[Begin EXTRACTED DATA]

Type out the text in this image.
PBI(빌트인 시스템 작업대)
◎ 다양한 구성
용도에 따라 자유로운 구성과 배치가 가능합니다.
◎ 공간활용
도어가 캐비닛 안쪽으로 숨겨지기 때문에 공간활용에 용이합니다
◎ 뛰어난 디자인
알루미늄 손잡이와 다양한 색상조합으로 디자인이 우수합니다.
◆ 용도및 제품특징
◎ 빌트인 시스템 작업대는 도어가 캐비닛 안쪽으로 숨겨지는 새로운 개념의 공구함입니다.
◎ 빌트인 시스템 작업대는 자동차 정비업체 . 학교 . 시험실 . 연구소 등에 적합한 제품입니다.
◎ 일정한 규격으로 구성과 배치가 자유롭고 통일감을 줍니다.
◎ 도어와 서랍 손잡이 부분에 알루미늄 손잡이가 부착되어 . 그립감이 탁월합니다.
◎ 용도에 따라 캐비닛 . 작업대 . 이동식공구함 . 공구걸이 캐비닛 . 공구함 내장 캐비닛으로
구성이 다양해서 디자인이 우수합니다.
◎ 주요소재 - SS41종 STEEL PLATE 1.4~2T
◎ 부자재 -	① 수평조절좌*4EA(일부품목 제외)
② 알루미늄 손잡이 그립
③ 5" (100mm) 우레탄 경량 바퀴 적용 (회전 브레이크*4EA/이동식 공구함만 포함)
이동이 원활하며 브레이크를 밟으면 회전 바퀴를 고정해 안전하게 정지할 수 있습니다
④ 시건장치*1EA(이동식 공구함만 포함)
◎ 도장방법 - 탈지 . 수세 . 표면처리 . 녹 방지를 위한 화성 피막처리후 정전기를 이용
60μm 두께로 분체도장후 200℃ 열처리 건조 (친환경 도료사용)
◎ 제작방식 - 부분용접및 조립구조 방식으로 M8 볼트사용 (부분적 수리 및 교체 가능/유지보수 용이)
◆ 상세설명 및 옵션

[End EXTRACTED DATA]

__PROBLEM__
Using the listing, copy every line where the word "디자인이" shows up.

__TASK OUTPUT__
알루미늄 손잡이와 다양한 색상조합으로 디자인이 우수합니다.
구성이 다양해서 디자인이 우수합니다.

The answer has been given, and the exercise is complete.